*Given request:* Reproduce the following listing line for line, without any alteration.

(Dataset records)
---
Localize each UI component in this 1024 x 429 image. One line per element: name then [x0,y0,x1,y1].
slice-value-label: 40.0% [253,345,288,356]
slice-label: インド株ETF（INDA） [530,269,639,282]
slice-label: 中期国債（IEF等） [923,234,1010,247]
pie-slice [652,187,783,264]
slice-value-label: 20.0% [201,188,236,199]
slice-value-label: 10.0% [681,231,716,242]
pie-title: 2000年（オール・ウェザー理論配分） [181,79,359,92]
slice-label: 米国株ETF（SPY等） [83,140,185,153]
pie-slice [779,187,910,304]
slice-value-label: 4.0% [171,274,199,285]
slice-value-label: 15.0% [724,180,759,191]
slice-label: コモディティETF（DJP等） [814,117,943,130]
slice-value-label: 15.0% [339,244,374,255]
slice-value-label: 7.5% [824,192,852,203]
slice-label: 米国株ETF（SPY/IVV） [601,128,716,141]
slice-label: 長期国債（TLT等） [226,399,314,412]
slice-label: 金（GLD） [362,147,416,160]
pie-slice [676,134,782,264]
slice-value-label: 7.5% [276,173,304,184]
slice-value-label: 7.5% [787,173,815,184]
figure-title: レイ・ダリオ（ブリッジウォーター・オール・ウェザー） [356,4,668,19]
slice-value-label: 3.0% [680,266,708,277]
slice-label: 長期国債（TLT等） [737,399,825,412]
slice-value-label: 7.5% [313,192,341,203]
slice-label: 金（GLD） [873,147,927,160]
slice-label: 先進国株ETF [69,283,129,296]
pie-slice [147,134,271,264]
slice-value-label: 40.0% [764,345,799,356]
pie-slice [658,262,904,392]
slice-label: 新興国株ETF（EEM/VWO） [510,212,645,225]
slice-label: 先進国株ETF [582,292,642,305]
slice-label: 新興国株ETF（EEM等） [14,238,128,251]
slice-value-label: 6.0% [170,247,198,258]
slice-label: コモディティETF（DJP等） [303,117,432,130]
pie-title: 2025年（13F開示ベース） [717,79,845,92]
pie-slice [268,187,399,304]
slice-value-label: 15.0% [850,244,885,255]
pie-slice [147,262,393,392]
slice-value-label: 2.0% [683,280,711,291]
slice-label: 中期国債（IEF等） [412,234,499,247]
---
*Exercise response:*
Localize each UI component in this 1024 x 429 image. One line per element: name then [x0,y0,x1,y1].
slice-value-label: 40.0% [253,345,288,356]
slice-label: インド株ETF（INDA） [530,269,639,282]
slice-label: 中期国債（IEF等） [923,234,1010,247]
pie-slice [652,187,783,264]
slice-value-label: 20.0% [201,188,236,199]
slice-value-label: 10.0% [681,231,716,242]
pie-title: 2000年（オール・ウェザー理論配分） [181,79,359,92]
slice-label: 米国株ETF（SPY等） [83,140,185,153]
pie-slice [779,187,910,304]
slice-value-label: 4.0% [171,274,199,285]
slice-value-label: 15.0% [724,180,759,191]
slice-label: コモディティETF（DJP等） [814,117,943,130]
slice-value-label: 15.0% [339,244,374,255]
slice-value-label: 7.5% [824,192,852,203]
slice-label: 米国株ETF（SPY/IVV） [601,128,716,141]
slice-label: 長期国債（TLT等） [226,399,314,412]
slice-label: 金（GLD） [362,147,416,160]
pie-slice [676,134,782,264]
slice-value-label: 7.5% [276,173,304,184]
slice-value-label: 7.5% [787,173,815,184]
figure-title: レイ・ダリオ（ブリッジウォーター・オール・ウェザー） [356,4,668,19]
slice-value-label: 3.0% [680,266,708,277]
slice-label: 長期国債（TLT等） [737,399,825,412]
slice-value-label: 7.5% [313,192,341,203]
slice-label: 金（GLD） [873,147,927,160]
slice-label: 先進国株ETF [69,283,129,296]
pie-slice [147,134,271,264]
slice-value-label: 40.0% [764,345,799,356]
pie-slice [658,262,904,392]
slice-label: 新興国株ETF（EEM/VWO） [510,212,645,225]
slice-label: 先進国株ETF [582,292,642,305]
slice-label: 新興国株ETF（EEM等） [14,238,128,251]
slice-value-label: 6.0% [170,247,198,258]
slice-label: コモディティETF（DJP等） [303,117,432,130]
pie-title: 2025年（13F開示ベース） [717,79,845,92]
pie-slice [268,187,399,304]
slice-value-label: 15.0% [850,244,885,255]
pie-slice [147,262,393,392]
slice-value-label: 2.0% [683,280,711,291]
slice-label: 中期国債（IEF等） [412,234,499,247]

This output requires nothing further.